(SHORT EXERCISE):
List every line in this data where the string "SOROZAT" occurs.

## begin EXTRACTED INFORMATION

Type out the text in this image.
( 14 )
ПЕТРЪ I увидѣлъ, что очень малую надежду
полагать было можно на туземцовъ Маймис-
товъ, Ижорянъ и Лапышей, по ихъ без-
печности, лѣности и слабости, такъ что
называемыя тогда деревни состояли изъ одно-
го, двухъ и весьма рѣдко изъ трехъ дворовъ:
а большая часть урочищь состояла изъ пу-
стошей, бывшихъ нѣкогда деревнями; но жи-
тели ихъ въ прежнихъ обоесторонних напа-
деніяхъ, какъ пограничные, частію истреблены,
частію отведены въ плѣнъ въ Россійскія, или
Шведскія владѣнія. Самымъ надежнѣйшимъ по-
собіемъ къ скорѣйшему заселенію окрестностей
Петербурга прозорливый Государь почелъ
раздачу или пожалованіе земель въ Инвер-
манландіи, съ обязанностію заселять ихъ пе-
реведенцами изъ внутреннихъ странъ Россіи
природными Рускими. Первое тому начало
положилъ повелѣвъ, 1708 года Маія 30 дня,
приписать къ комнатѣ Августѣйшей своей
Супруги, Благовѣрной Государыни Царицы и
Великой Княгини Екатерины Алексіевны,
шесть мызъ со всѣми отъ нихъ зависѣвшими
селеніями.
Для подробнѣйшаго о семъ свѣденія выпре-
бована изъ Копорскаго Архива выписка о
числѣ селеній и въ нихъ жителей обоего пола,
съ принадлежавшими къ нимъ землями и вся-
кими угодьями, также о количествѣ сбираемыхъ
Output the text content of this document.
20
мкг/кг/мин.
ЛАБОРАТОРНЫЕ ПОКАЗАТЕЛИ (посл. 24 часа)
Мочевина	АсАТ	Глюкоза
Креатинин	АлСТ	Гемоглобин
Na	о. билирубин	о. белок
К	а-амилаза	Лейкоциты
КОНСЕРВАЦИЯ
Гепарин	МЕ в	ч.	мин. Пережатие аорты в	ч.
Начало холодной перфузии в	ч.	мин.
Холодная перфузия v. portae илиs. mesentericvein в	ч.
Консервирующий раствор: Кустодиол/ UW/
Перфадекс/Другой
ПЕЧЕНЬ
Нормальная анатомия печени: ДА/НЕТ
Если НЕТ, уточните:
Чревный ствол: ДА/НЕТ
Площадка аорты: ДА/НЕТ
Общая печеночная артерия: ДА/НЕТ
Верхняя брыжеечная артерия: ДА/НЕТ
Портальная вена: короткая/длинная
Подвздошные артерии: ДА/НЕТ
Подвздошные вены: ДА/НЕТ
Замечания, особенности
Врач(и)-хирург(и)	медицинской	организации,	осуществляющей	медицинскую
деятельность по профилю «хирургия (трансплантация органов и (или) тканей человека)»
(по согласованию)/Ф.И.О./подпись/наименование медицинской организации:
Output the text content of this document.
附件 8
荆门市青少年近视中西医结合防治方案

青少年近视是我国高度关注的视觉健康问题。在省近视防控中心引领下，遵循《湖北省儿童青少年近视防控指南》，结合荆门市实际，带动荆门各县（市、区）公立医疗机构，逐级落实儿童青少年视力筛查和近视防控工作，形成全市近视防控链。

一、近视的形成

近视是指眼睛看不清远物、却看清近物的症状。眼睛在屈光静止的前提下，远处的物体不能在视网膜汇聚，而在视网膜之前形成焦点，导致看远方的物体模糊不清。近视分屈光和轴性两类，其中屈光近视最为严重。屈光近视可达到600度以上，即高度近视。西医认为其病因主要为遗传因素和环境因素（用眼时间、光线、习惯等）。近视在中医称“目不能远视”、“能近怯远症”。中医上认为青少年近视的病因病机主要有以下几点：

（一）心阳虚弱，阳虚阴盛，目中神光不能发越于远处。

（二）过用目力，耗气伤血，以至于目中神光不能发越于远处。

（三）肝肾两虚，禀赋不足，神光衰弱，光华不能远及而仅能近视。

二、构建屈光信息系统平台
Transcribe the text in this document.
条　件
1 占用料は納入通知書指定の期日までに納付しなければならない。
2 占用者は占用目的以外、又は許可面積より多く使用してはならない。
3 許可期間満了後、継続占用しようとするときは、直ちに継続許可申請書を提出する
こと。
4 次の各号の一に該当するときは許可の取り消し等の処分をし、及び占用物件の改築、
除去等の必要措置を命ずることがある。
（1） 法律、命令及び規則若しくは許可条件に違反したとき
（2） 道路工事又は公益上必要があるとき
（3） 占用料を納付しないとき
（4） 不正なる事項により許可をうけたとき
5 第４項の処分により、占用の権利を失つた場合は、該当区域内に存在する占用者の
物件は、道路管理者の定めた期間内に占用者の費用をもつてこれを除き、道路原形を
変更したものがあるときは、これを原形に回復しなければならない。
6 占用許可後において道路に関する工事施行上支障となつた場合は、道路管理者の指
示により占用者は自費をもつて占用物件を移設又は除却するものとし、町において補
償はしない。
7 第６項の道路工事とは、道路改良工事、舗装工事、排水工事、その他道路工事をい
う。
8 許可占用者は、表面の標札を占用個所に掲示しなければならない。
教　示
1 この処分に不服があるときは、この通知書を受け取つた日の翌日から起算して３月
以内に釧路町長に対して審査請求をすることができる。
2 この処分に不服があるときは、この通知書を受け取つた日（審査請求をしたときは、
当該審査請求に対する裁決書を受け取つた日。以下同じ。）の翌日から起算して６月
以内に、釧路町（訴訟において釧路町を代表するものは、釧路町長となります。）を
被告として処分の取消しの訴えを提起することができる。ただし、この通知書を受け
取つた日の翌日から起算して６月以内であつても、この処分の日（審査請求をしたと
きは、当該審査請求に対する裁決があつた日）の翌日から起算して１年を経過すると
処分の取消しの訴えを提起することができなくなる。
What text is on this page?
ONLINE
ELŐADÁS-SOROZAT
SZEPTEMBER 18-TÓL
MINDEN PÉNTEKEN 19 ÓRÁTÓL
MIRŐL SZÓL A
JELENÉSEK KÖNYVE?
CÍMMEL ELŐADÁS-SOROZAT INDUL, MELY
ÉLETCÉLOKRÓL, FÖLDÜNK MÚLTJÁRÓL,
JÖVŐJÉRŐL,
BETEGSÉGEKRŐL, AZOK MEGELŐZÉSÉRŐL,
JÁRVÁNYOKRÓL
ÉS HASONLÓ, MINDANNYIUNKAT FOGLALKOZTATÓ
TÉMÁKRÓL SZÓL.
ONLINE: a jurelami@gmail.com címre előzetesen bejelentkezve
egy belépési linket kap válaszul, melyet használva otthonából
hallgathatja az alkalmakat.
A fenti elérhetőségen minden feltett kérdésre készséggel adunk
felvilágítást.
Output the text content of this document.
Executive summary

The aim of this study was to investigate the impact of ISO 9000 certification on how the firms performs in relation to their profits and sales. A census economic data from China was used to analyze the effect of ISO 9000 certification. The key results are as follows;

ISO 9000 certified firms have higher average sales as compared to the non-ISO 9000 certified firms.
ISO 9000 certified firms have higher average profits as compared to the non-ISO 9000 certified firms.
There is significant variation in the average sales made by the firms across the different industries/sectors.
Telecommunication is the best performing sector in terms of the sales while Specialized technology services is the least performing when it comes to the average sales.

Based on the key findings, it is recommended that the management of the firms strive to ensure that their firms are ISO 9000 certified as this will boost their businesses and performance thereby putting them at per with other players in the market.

## end EXTRACTED INFORMATION

(REPLY TO THE EXERCISE):
ELŐADÁS-SOROZAT
CÍMMEL ELŐADÁS-SOROZAT INDUL, MELY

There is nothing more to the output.